Required task — Copy each line below that contains "dotted".

╔══

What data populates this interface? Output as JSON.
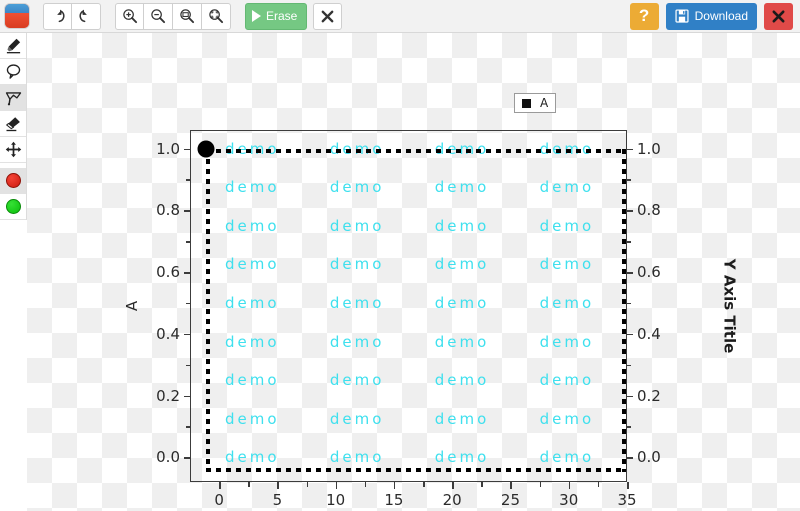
{
  "app": {
    "logo_icon": "app-logo-icon"
  },
  "toolbar": {
    "undo_icon": "undo-icon",
    "redo_icon": "redo-icon",
    "zoom_in_icon": "zoom-in-icon",
    "zoom_out_icon": "zoom-out-icon",
    "zoom_actual_icon": "zoom-actual-size-icon",
    "zoom_fit_icon": "zoom-fit-icon",
    "erase_label": "Erase",
    "erase_play_icon": "play-triangle-icon",
    "clear_icon": "close-x-icon",
    "help_label": "?",
    "download_label": "Download",
    "download_icon": "floppy-disk-icon",
    "close_icon": "close-x-icon",
    "accent_green": "#75c883",
    "accent_blue": "#3080c6",
    "accent_orange": "#ecab35",
    "accent_red": "#e04a48"
  },
  "sidebar": {
    "items": [
      {
        "name": "highlighter-pen-tool",
        "icon": "highlighter-icon",
        "active": false
      },
      {
        "name": "speech-bubble-tool",
        "icon": "speech-bubble-icon",
        "active": false
      },
      {
        "name": "polygon-lasso-tool",
        "icon": "polygon-flag-icon",
        "active": true
      },
      {
        "name": "eraser-tool",
        "icon": "eraser-icon",
        "active": false
      },
      {
        "name": "move-tool",
        "icon": "move-arrows-icon",
        "active": false
      }
    ],
    "swatches": [
      {
        "name": "color-swatch-red",
        "icon": "red-circle-icon",
        "color": "#ee2211",
        "active": true
      },
      {
        "name": "color-swatch-green",
        "icon": "green-circle-icon",
        "color": "#22cc22",
        "active": false
      }
    ]
  },
  "legend": {
    "marker_icon": "square-marker-icon",
    "entries": [
      "A"
    ]
  },
  "chart_data": {
    "type": "scatter",
    "title": "",
    "xlabel": "",
    "ylabel": "A",
    "y2label": "Y Axis Title",
    "xlim": [
      -2.5,
      35
    ],
    "ylim": [
      -0.08,
      1.06
    ],
    "xticks": [
      0,
      5,
      10,
      15,
      20,
      25,
      30,
      35
    ],
    "xticklabels": [
      "0",
      "5",
      "10",
      "15",
      "20",
      "25",
      "30",
      "35"
    ],
    "yticks": [
      0.0,
      0.2,
      0.4,
      0.6,
      0.8,
      1.0
    ],
    "yticklabels": [
      "0.0",
      "0.2",
      "0.4",
      "0.6",
      "0.8",
      "1.0"
    ],
    "y2ticks": [
      0.0,
      0.2,
      0.4,
      0.6,
      0.8,
      1.0
    ],
    "y2ticklabels": [
      "0.0",
      "0.2",
      "0.4",
      "0.6",
      "0.8",
      "1.0"
    ],
    "minor_ticks": true,
    "grid": false,
    "legend_position": "top-right",
    "series": [
      {
        "name": "A",
        "marker": "square",
        "color": "#111111",
        "values": []
      }
    ],
    "annotation_text": "demo",
    "annotation_color": "#3fe0ee",
    "annotation_columns_x": [
      0.5,
      9.5,
      18.5,
      27.5
    ],
    "annotation_rows_y": [
      1.0,
      0.875,
      0.75,
      0.625,
      0.5,
      0.375,
      0.25,
      0.125,
      0.0
    ]
  },
  "selection": {
    "name": "dotted-selection-box",
    "handle_icon": "resize-handle-dot-icon",
    "style": "dotted",
    "color": "#000000"
  }
}
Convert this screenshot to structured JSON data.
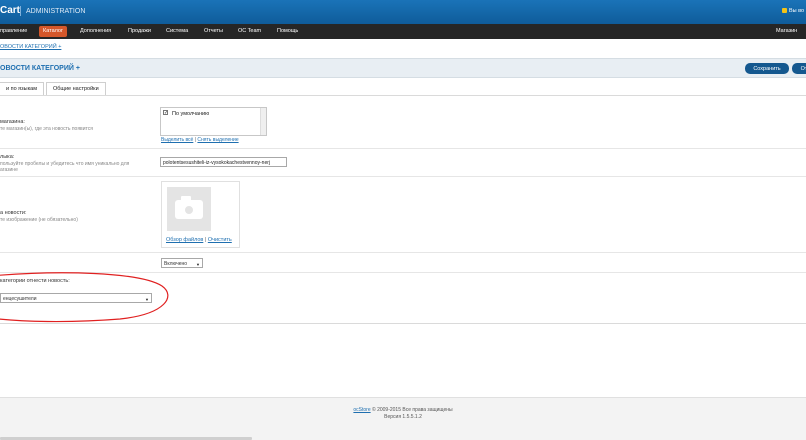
{
  "header": {
    "brand": "Cart",
    "brand_sub": "ADMINISTRATION",
    "logged_in": "Вы во"
  },
  "menu": [
    {
      "label": "правление"
    },
    {
      "label": "Каталог"
    },
    {
      "label": "Дополнения"
    },
    {
      "label": "Продажи"
    },
    {
      "label": "Система"
    },
    {
      "label": "Отчеты"
    },
    {
      "label": "OC Team"
    },
    {
      "label": "Помощь"
    },
    {
      "label": "Магазин"
    }
  ],
  "breadcrumb": "ОВОСТИ КАТЕГОРИЙ +",
  "title": "ОВОСТИ КАТЕГОРИЙ +",
  "buttons": {
    "save": "Сохранить",
    "cancel": "От"
  },
  "tabs": [
    {
      "label": "и по языкам"
    },
    {
      "label": "Общие настройки"
    }
  ],
  "form": {
    "store": {
      "label": "магазина:",
      "help": "те магазин(ы), где эта новость появится",
      "option": "По умолчанию",
      "select_all": "Выделить всё",
      "link_sep": " | ",
      "deselect": "Снять выделение"
    },
    "seo": {
      "label": "лыка:",
      "help1": "пользуйте пробелы и убедитесь что имя уникально для",
      "help2": "агазине",
      "value": "polotentsesushiteli-iz-vysokokachestvennoy-nerj"
    },
    "image": {
      "label": "а новости:",
      "help": "те изображение (не обязательно)",
      "browse": "Обзор файлов",
      "link_sep": " | ",
      "clear": "Очистить"
    },
    "status": {
      "value": "Включено"
    },
    "category": {
      "label": "категории отнести новость:",
      "value": "енцесушители"
    }
  },
  "footer": {
    "copyright_link": "ocStore",
    "copyright_text": " © 2009-2015 Все права защищены",
    "version": "Версия 1.5.5.1.2"
  },
  "colors": {
    "header": "#1a73b8",
    "menubar": "#262626",
    "menu_active": "#d4572a",
    "button": "#14588f",
    "annotation": "#e02020"
  }
}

╚══

Task response —
    "name": "dotted-selection-box",
    "style": "dotted",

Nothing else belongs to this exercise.